Instruction. Keep the images out and copy every entry below exactly.
━━━━━ Provided data ━━━━━
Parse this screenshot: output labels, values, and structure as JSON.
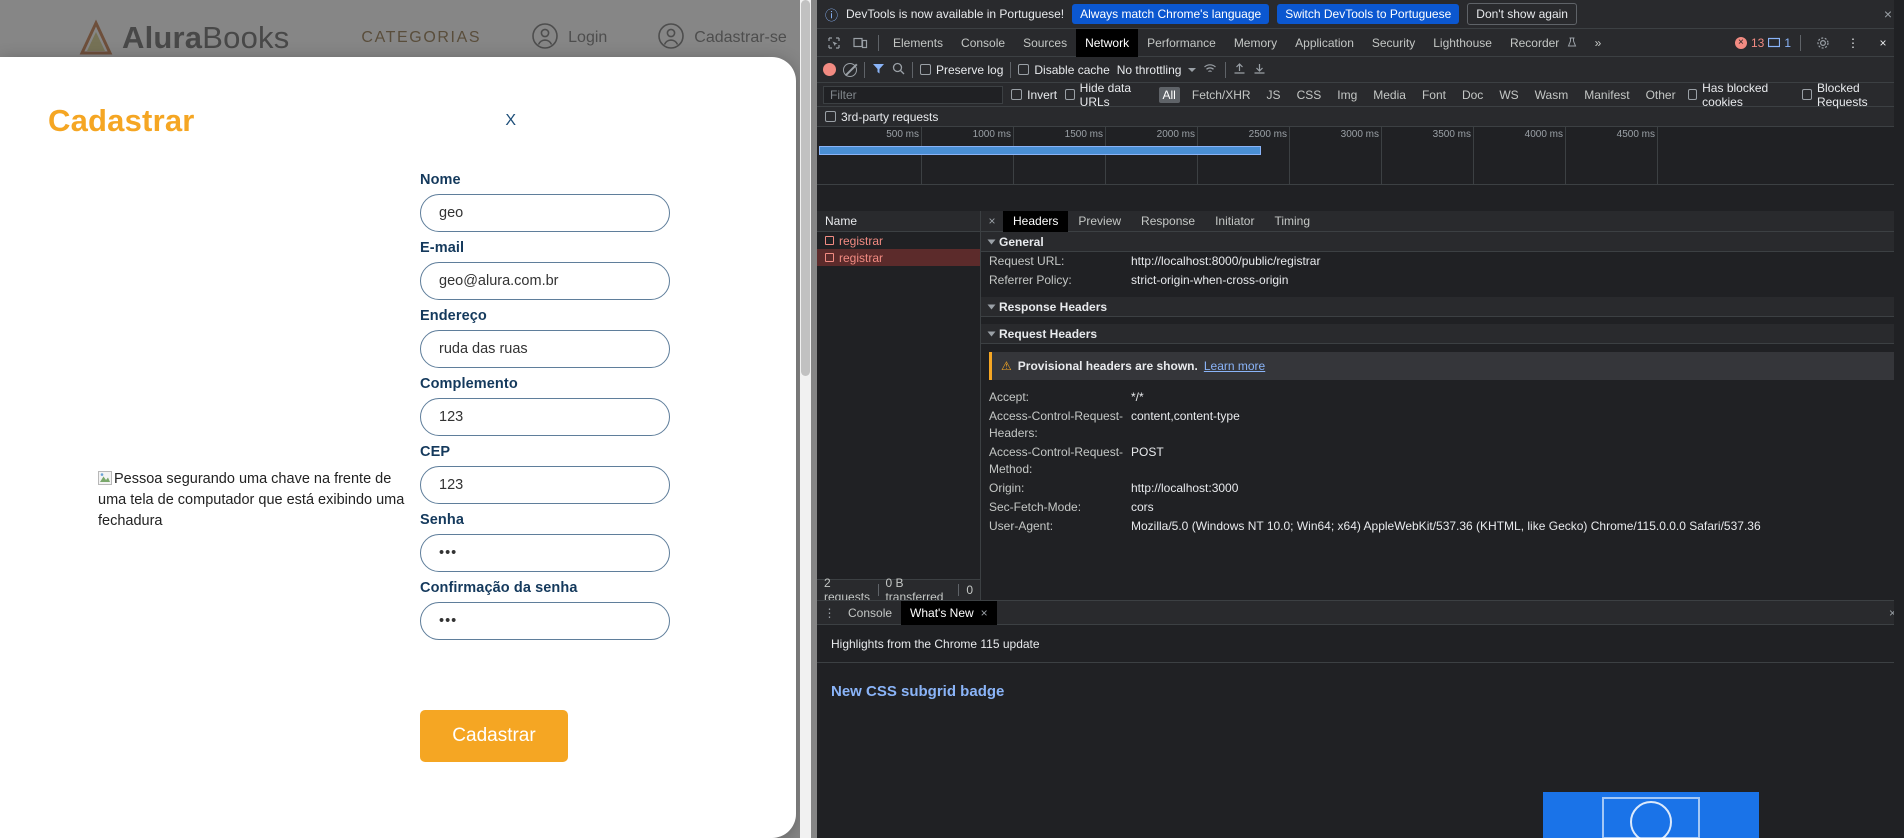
{
  "site": {
    "brand_bold": "Alura",
    "brand_light": "Books",
    "nav": {
      "categorias": "CATEGORIAS",
      "login": "Login",
      "cadastrar": "Cadastrar-se"
    },
    "accent_color": "#f5a623"
  },
  "modal": {
    "title": "Cadastrar",
    "close_label": "X",
    "image_alt": "Pessoa segurando uma chave na frente de uma tela de computador que está exibindo uma fechadura",
    "submit_label": "Cadastrar",
    "fields": [
      {
        "label": "Nome",
        "value": "geo",
        "type": "text"
      },
      {
        "label": "E-mail",
        "value": "geo@alura.com.br",
        "type": "text"
      },
      {
        "label": "Endereço",
        "value": "ruda das ruas",
        "type": "text"
      },
      {
        "label": "Complemento",
        "value": "123",
        "type": "text"
      },
      {
        "label": "CEP",
        "value": "123",
        "type": "text"
      },
      {
        "label": "Senha",
        "value": "•••",
        "type": "password"
      },
      {
        "label": "Confirmação da senha",
        "value": "•••",
        "type": "password"
      }
    ]
  },
  "devtools": {
    "banner": {
      "message": "DevTools is now available in Portuguese!",
      "primary_button": "Always match Chrome's language",
      "secondary_button": "Switch DevTools to Portuguese",
      "dismiss_button": "Don't show again",
      "close_icon": "×",
      "info_icon": "info-icon"
    },
    "tabs": [
      {
        "label": "Elements",
        "active": false
      },
      {
        "label": "Console",
        "active": false
      },
      {
        "label": "Sources",
        "active": false
      },
      {
        "label": "Network",
        "active": true
      },
      {
        "label": "Performance",
        "active": false
      },
      {
        "label": "Memory",
        "active": false
      },
      {
        "label": "Application",
        "active": false
      },
      {
        "label": "Security",
        "active": false
      },
      {
        "label": "Lighthouse",
        "active": false
      },
      {
        "label": "Recorder",
        "active": false
      }
    ],
    "overflow_label": "»",
    "error_count": "13",
    "message_count": "1",
    "network_toolbar": {
      "preserve_log": "Preserve log",
      "disable_cache": "Disable cache",
      "throttling": "No throttling",
      "record_icon": "record-icon",
      "clear_icon": "clear-icon",
      "filter_icon": "filter-icon",
      "search_icon": "search-icon",
      "import_icon": "import-har-icon",
      "export_icon": "export-har-icon",
      "settings_icon": "gear-icon"
    },
    "filter_bar": {
      "placeholder": "Filter",
      "invert": "Invert",
      "hide_data_urls": "Hide data URLs",
      "types": [
        {
          "label": "All",
          "selected": true
        },
        {
          "label": "Fetch/XHR",
          "selected": false
        },
        {
          "label": "JS",
          "selected": false
        },
        {
          "label": "CSS",
          "selected": false
        },
        {
          "label": "Img",
          "selected": false
        },
        {
          "label": "Media",
          "selected": false
        },
        {
          "label": "Font",
          "selected": false
        },
        {
          "label": "Doc",
          "selected": false
        },
        {
          "label": "WS",
          "selected": false
        },
        {
          "label": "Wasm",
          "selected": false
        },
        {
          "label": "Manifest",
          "selected": false
        },
        {
          "label": "Other",
          "selected": false
        }
      ],
      "has_blocked_cookies": "Has blocked cookies",
      "blocked_requests": "Blocked Requests",
      "third_party": "3rd-party requests"
    },
    "timeline_ticks": [
      "500 ms",
      "1000 ms",
      "1500 ms",
      "2000 ms",
      "2500 ms",
      "3000 ms",
      "3500 ms",
      "4000 ms",
      "4500 ms"
    ],
    "request_list": {
      "column_name": "Name",
      "rows": [
        {
          "name": "registrar",
          "selected": false
        },
        {
          "name": "registrar",
          "selected": true
        }
      ]
    },
    "detail_tabs": [
      {
        "label": "Headers",
        "active": true
      },
      {
        "label": "Preview",
        "active": false
      },
      {
        "label": "Response",
        "active": false
      },
      {
        "label": "Initiator",
        "active": false
      },
      {
        "label": "Timing",
        "active": false
      }
    ],
    "sections": {
      "general_title": "General",
      "general": [
        {
          "key": "Request URL:",
          "value": "http://localhost:8000/public/registrar"
        },
        {
          "key": "Referrer Policy:",
          "value": "strict-origin-when-cross-origin"
        }
      ],
      "response_headers_title": "Response Headers",
      "request_headers_title": "Request Headers",
      "provisional_warning": "Provisional headers are shown.",
      "provisional_link": "Learn more",
      "request_headers": [
        {
          "key": "Accept:",
          "value": "*/*"
        },
        {
          "key": "Access-Control-Request-Headers:",
          "value": "content,content-type"
        },
        {
          "key": "Access-Control-Request-Method:",
          "value": "POST"
        },
        {
          "key": "Origin:",
          "value": "http://localhost:3000"
        },
        {
          "key": "Sec-Fetch-Mode:",
          "value": "cors"
        },
        {
          "key": "User-Agent:",
          "value": "Mozilla/5.0 (Windows NT 10.0; Win64; x64) AppleWebKit/537.36 (KHTML, like Gecko) Chrome/115.0.0.0 Safari/537.36"
        }
      ]
    },
    "status_bar": {
      "requests": "2 requests",
      "transferred": "0 B transferred",
      "resources": "0"
    },
    "drawer": {
      "console_tab": "Console",
      "whatsnew_tab": "What's New",
      "close_icon": "×",
      "subtitle": "Highlights from the Chrome 115 update",
      "article_title": "New CSS subgrid badge"
    }
  }
}
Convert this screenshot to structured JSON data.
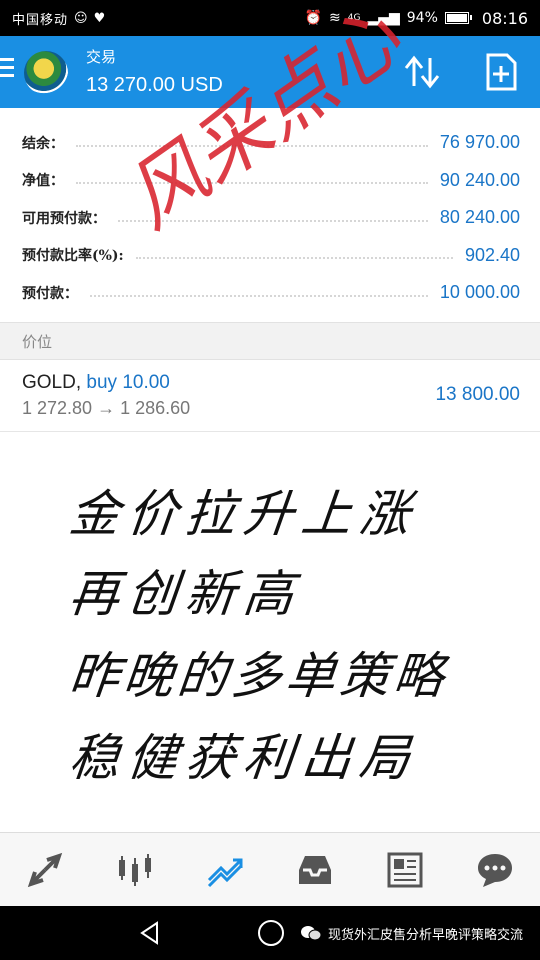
━━━━━
Task response.
Parse this screenshot: output labels, values, and structure as JSON.
{
  "site": {
    "brand_bold": "Alura",
    "brand_light": "Books",
    "nav": {
      "categorias": "CATEGORIAS",
      "login": "Login",
      "cadastrar": "Cadastrar-se"
    },
    "accent_color": "#f5a623"
  },
  "modal": {
    "title": "Cadastrar",
    "close_label": "X",
    "image_alt": "Pessoa segurando uma chave na frente de uma tela de computador que está exibindo uma fechadura",
    "submit_label": "Cadastrar",
    "fields": [
      {
        "label": "Nome",
        "value": "geo",
        "type": "text"
      },
      {
        "label": "E-mail",
        "value": "geo@alura.com.br",
        "type": "text"
      },
      {
        "label": "Endereço",
        "value": "ruda das ruas",
        "type": "text"
      },
      {
        "label": "Complemento",
        "value": "123",
        "type": "text"
      },
      {
        "label": "CEP",
        "value": "123",
        "type": "text"
      },
      {
        "label": "Senha",
        "value": "•••",
        "type": "password"
      },
      {
        "label": "Confirmação da senha",
        "value": "•••",
        "type": "password"
      }
    ]
  },
  "devtools": {
    "banner": {
      "message": "DevTools is now available in Portuguese!",
      "primary_button": "Always match Chrome's language",
      "secondary_button": "Switch DevTools to Portuguese",
      "dismiss_button": "Don't show again",
      "close_icon": "×",
      "info_icon": "info-icon"
    },
    "tabs": [
      {
        "label": "Elements",
        "active": false
      },
      {
        "label": "Console",
        "active": false
      },
      {
        "label": "Sources",
        "active": false
      },
      {
        "label": "Network",
        "active": true
      },
      {
        "label": "Performance",
        "active": false
      },
      {
        "label": "Memory",
        "active": false
      },
      {
        "label": "Application",
        "active": false
      },
      {
        "label": "Security",
        "active": false
      },
      {
        "label": "Lighthouse",
        "active": false
      },
      {
        "label": "Recorder",
        "active": false
      }
    ],
    "overflow_label": "»",
    "error_count": "13",
    "message_count": "1",
    "network_toolbar": {
      "preserve_log": "Preserve log",
      "disable_cache": "Disable cache",
      "throttling": "No throttling",
      "record_icon": "record-icon",
      "clear_icon": "clear-icon",
      "filter_icon": "filter-icon",
      "search_icon": "search-icon",
      "import_icon": "import-har-icon",
      "export_icon": "export-har-icon",
      "settings_icon": "gear-icon"
    },
    "filter_bar": {
      "placeholder": "Filter",
      "invert": "Invert",
      "hide_data_urls": "Hide data URLs",
      "types": [
        {
          "label": "All",
          "selected": true
        },
        {
          "label": "Fetch/XHR",
          "selected": false
        },
        {
          "label": "JS",
          "selected": false
        },
        {
          "label": "CSS",
          "selected": false
        },
        {
          "label": "Img",
          "selected": false
        },
        {
          "label": "Media",
          "selected": false
        },
        {
          "label": "Font",
          "selected": false
        },
        {
          "label": "Doc",
          "selected": false
        },
        {
          "label": "WS",
          "selected": false
        },
        {
          "label": "Wasm",
          "selected": false
        },
        {
          "label": "Manifest",
          "selected": false
        },
        {
          "label": "Other",
          "selected": false
        }
      ],
      "has_blocked_cookies": "Has blocked cookies",
      "blocked_requests": "Blocked Requests",
      "third_party": "3rd-party requests"
    },
    "timeline_ticks": [
      "500 ms",
      "1000 ms",
      "1500 ms",
      "2000 ms",
      "2500 ms",
      "3000 ms",
      "3500 ms",
      "4000 ms",
      "4500 ms"
    ],
    "request_list": {
      "column_name": "Name",
      "rows": [
        {
          "name": "registrar",
          "selected": false
        },
        {
          "name": "registrar",
          "selected": true
        }
      ]
    },
    "detail_tabs": [
      {
        "label": "Headers",
        "active": true
      },
      {
        "label": "Preview",
        "active": false
      },
      {
        "label": "Response",
        "active": false
      },
      {
        "label": "Initiator",
        "active": false
      },
      {
        "label": "Timing",
        "active": false
      }
    ],
    "sections": {
      "general_title": "General",
      "general": [
        {
          "key": "Request URL:",
          "value": "http://localhost:8000/public/registrar"
        },
        {
          "key": "Referrer Policy:",
          "value": "strict-origin-when-cross-origin"
        }
      ],
      "response_headers_title": "Response Headers",
      "request_headers_title": "Request Headers",
      "provisional_warning": "Provisional headers are shown.",
      "provisional_link": "Learn more",
      "request_headers": [
        {
          "key": "Accept:",
          "value": "*/*"
        },
        {
          "key": "Access-Control-Request-Headers:",
          "value": "content,content-type"
        },
        {
          "key": "Access-Control-Request-Method:",
          "value": "POST"
        },
        {
          "key": "Origin:",
          "value": "http://localhost:3000"
        },
        {
          "key": "Sec-Fetch-Mode:",
          "value": "cors"
        },
        {
          "key": "User-Agent:",
          "value": "Mozilla/5.0 (Windows NT 10.0; Win64; x64) AppleWebKit/537.36 (KHTML, like Gecko) Chrome/115.0.0.0 Safari/537.36"
        }
      ]
    },
    "status_bar": {
      "requests": "2 requests",
      "transferred": "0 B transferred",
      "resources": "0"
    },
    "drawer": {
      "console_tab": "Console",
      "whatsnew_tab": "What's New",
      "close_icon": "×",
      "subtitle": "Highlights from the Chrome 115 update",
      "article_title": "New CSS subgrid badge"
    }
  }
}
Convert this screenshot to structured JSON data.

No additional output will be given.